* Exercise details
Reproduce all of the data word for word.
**** Record excerpts ****
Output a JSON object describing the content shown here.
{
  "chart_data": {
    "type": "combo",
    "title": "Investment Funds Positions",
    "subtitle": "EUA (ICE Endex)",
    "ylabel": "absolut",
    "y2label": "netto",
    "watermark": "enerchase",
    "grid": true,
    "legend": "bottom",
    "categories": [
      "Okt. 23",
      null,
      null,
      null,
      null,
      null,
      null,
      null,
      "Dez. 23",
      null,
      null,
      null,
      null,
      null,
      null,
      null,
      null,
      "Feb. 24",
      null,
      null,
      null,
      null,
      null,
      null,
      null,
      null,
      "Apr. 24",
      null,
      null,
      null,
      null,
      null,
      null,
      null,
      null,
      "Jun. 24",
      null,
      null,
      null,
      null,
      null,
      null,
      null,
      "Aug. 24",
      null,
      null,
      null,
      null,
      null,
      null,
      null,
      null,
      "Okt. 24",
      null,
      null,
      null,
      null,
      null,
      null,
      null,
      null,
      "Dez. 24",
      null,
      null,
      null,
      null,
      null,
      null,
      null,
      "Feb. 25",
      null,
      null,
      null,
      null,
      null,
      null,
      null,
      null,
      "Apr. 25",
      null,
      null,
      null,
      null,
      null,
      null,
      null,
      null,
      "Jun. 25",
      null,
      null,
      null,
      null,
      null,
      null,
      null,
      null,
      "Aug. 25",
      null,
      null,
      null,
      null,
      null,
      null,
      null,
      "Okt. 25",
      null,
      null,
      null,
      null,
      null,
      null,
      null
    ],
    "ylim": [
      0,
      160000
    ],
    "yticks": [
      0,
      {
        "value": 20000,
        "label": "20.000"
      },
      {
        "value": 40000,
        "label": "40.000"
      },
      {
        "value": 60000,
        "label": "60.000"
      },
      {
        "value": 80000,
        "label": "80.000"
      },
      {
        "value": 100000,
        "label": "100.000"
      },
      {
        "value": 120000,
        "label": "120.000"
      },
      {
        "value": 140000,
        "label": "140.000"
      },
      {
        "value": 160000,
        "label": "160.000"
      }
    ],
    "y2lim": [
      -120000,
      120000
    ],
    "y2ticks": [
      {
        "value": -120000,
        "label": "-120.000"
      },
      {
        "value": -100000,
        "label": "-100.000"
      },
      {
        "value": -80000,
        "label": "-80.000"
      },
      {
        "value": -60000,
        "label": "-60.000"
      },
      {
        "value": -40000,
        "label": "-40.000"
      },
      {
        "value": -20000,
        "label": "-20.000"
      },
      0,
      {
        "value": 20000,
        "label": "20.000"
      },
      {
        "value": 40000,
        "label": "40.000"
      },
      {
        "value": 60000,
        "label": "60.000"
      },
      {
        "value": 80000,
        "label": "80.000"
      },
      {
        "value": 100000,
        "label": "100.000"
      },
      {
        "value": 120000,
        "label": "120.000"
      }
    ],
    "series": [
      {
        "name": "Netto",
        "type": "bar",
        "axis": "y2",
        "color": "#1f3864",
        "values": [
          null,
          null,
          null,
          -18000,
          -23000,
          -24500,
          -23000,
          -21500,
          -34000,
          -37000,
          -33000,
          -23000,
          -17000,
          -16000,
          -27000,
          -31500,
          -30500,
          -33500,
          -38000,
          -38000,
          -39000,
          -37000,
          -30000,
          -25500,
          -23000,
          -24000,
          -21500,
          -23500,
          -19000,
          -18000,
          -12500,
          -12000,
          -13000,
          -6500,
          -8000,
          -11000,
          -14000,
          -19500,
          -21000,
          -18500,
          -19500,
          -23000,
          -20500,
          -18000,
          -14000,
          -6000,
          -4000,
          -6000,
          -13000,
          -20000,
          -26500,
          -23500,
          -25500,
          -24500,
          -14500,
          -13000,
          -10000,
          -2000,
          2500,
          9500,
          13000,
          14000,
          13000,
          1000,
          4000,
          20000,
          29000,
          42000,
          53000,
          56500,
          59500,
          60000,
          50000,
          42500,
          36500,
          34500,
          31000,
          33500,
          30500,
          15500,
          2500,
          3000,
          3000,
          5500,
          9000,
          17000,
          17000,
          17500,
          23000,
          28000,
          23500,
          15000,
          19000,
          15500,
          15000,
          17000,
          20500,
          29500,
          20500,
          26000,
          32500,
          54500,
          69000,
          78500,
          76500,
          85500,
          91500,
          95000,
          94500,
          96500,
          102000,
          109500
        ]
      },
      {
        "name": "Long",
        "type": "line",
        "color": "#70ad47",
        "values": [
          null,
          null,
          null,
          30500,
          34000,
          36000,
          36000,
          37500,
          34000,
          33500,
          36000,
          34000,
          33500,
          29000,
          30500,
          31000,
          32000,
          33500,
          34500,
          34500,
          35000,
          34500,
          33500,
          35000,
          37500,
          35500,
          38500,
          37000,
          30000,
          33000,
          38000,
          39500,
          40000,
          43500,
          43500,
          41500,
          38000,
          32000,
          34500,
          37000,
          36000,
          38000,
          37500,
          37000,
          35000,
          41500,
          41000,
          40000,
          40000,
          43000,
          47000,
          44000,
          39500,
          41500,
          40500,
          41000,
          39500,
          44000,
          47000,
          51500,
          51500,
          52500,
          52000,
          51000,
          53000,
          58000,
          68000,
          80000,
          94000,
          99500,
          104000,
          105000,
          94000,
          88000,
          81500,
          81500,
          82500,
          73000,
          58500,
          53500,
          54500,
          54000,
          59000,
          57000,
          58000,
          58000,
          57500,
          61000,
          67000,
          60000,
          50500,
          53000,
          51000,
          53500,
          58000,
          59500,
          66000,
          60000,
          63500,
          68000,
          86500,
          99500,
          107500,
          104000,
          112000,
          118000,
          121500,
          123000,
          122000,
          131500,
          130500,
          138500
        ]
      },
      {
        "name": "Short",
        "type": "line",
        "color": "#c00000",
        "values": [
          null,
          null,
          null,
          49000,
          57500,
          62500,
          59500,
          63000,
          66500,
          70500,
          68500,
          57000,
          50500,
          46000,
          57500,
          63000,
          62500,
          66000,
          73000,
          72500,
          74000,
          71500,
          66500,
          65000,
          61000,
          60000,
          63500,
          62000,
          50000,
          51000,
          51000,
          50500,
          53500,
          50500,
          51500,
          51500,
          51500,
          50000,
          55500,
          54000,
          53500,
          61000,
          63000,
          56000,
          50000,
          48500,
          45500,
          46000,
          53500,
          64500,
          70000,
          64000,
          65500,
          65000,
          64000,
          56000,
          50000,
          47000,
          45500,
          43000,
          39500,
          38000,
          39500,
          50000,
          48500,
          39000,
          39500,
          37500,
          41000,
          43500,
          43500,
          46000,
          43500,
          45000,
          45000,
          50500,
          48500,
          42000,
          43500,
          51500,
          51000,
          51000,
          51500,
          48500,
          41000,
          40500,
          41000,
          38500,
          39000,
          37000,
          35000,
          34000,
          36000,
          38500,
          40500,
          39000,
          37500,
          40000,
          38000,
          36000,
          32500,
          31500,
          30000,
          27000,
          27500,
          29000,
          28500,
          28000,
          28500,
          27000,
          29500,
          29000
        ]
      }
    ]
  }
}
****
* Answer in full
Output a JSON object describing the content shown here.
{
  "chart_data": {
    "type": "combo",
    "title": "Investment Funds Positions",
    "subtitle": "EUA (ICE Endex)",
    "ylabel": "absolut",
    "y2label": "netto",
    "watermark": "enerchase",
    "grid": true,
    "legend": "bottom",
    "categories": [
      "Okt. 23",
      null,
      null,
      null,
      null,
      null,
      null,
      null,
      "Dez. 23",
      null,
      null,
      null,
      null,
      null,
      null,
      null,
      null,
      "Feb. 24",
      null,
      null,
      null,
      null,
      null,
      null,
      null,
      null,
      "Apr. 24",
      null,
      null,
      null,
      null,
      null,
      null,
      null,
      null,
      "Jun. 24",
      null,
      null,
      null,
      null,
      null,
      null,
      null,
      "Aug. 24",
      null,
      null,
      null,
      null,
      null,
      null,
      null,
      null,
      "Okt. 24",
      null,
      null,
      null,
      null,
      null,
      null,
      null,
      null,
      "Dez. 24",
      null,
      null,
      null,
      null,
      null,
      null,
      null,
      "Feb. 25",
      null,
      null,
      null,
      null,
      null,
      null,
      null,
      null,
      "Apr. 25",
      null,
      null,
      null,
      null,
      null,
      null,
      null,
      null,
      "Jun. 25",
      null,
      null,
      null,
      null,
      null,
      null,
      null,
      null,
      "Aug. 25",
      null,
      null,
      null,
      null,
      null,
      null,
      null,
      "Okt. 25",
      null,
      null,
      null,
      null,
      null,
      null,
      null
    ],
    "ylim": [
      0,
      160000
    ],
    "yticks": [
      0,
      {
        "value": 20000,
        "label": "20.000"
      },
      {
        "value": 40000,
        "label": "40.000"
      },
      {
        "value": 60000,
        "label": "60.000"
      },
      {
        "value": 80000,
        "label": "80.000"
      },
      {
        "value": 100000,
        "label": "100.000"
      },
      {
        "value": 120000,
        "label": "120.000"
      },
      {
        "value": 140000,
        "label": "140.000"
      },
      {
        "value": 160000,
        "label": "160.000"
      }
    ],
    "y2lim": [
      -120000,
      120000
    ],
    "y2ticks": [
      {
        "value": -120000,
        "label": "-120.000"
      },
      {
        "value": -100000,
        "label": "-100.000"
      },
      {
        "value": -80000,
        "label": "-80.000"
      },
      {
        "value": -60000,
        "label": "-60.000"
      },
      {
        "value": -40000,
        "label": "-40.000"
      },
      {
        "value": -20000,
        "label": "-20.000"
      },
      0,
      {
        "value": 20000,
        "label": "20.000"
      },
      {
        "value": 40000,
        "label": "40.000"
      },
      {
        "value": 60000,
        "label": "60.000"
      },
      {
        "value": 80000,
        "label": "80.000"
      },
      {
        "value": 100000,
        "label": "100.000"
      },
      {
        "value": 120000,
        "label": "120.000"
      }
    ],
    "series": [
      {
        "name": "Netto",
        "type": "bar",
        "axis": "y2",
        "color": "#1f3864",
        "values": [
          null,
          null,
          null,
          -18000,
          -23000,
          -24500,
          -23000,
          -21500,
          -34000,
          -37000,
          -33000,
          -23000,
          -17000,
          -16000,
          -27000,
          -31500,
          -30500,
          -33500,
          -38000,
          -38000,
          -39000,
          -37000,
          -30000,
          -25500,
          -23000,
          -24000,
          -21500,
          -23500,
          -19000,
          -18000,
          -12500,
          -12000,
          -13000,
          -6500,
          -8000,
          -11000,
          -14000,
          -19500,
          -21000,
          -18500,
          -19500,
          -23000,
          -20500,
          -18000,
          -14000,
          -6000,
          -4000,
          -6000,
          -13000,
          -20000,
          -26500,
          -23500,
          -25500,
          -24500,
          -14500,
          -13000,
          -10000,
          -2000,
          2500,
          9500,
          13000,
          14000,
          13000,
          1000,
          4000,
          20000,
          29000,
          42000,
          53000,
          56500,
          59500,
          60000,
          50000,
          42500,
          36500,
          34500,
          31000,
          33500,
          30500,
          15500,
          2500,
          3000,
          3000,
          5500,
          9000,
          17000,
          17000,
          17500,
          23000,
          28000,
          23500,
          15000,
          19000,
          15500,
          15000,
          17000,
          20500,
          29500,
          20500,
          26000,
          32500,
          54500,
          69000,
          78500,
          76500,
          85500,
          91500,
          95000,
          94500,
          96500,
          102000,
          109500
        ]
      },
      {
        "name": "Long",
        "type": "line",
        "color": "#70ad47",
        "values": [
          null,
          null,
          null,
          30500,
          34000,
          36000,
          36000,
          37500,
          34000,
          33500,
          36000,
          34000,
          33500,
          29000,
          30500,
          31000,
          32000,
          33500,
          34500,
          34500,
          35000,
          34500,
          33500,
          35000,
          37500,
          35500,
          38500,
          37000,
          30000,
          33000,
          38000,
          39500,
          40000,
          43500,
          43500,
          41500,
          38000,
          32000,
          34500,
          37000,
          36000,
          38000,
          37500,
          37000,
          35000,
          41500,
          41000,
          40000,
          40000,
          43000,
          47000,
          44000,
          39500,
          41500,
          40500,
          41000,
          39500,
          44000,
          47000,
          51500,
          51500,
          52500,
          52000,
          51000,
          53000,
          58000,
          68000,
          80000,
          94000,
          99500,
          104000,
          105000,
          94000,
          88000,
          81500,
          81500,
          82500,
          73000,
          58500,
          53500,
          54500,
          54000,
          59000,
          57000,
          58000,
          58000,
          57500,
          61000,
          67000,
          60000,
          50500,
          53000,
          51000,
          53500,
          58000,
          59500,
          66000,
          60000,
          63500,
          68000,
          86500,
          99500,
          107500,
          104000,
          112000,
          118000,
          121500,
          123000,
          122000,
          131500,
          130500,
          138500
        ]
      },
      {
        "name": "Short",
        "type": "line",
        "color": "#c00000",
        "values": [
          null,
          null,
          null,
          49000,
          57500,
          62500,
          59500,
          63000,
          66500,
          70500,
          68500,
          57000,
          50500,
          46000,
          57500,
          63000,
          62500,
          66000,
          73000,
          72500,
          74000,
          71500,
          66500,
          65000,
          61000,
          60000,
          63500,
          62000,
          50000,
          51000,
          51000,
          50500,
          53500,
          50500,
          51500,
          51500,
          51500,
          50000,
          55500,
          54000,
          53500,
          61000,
          63000,
          56000,
          50000,
          48500,
          45500,
          46000,
          53500,
          64500,
          70000,
          64000,
          65500,
          65000,
          64000,
          56000,
          50000,
          47000,
          45500,
          43000,
          39500,
          38000,
          39500,
          50000,
          48500,
          39000,
          39500,
          37500,
          41000,
          43500,
          43500,
          46000,
          43500,
          45000,
          45000,
          50500,
          48500,
          42000,
          43500,
          51500,
          51000,
          51000,
          51500,
          48500,
          41000,
          40500,
          41000,
          38500,
          39000,
          37000,
          35000,
          34000,
          36000,
          38500,
          40500,
          39000,
          37500,
          40000,
          38000,
          36000,
          32500,
          31500,
          30000,
          27000,
          27500,
          29000,
          28500,
          28000,
          28500,
          27000,
          29500,
          29000
        ]
      }
    ]
  }
}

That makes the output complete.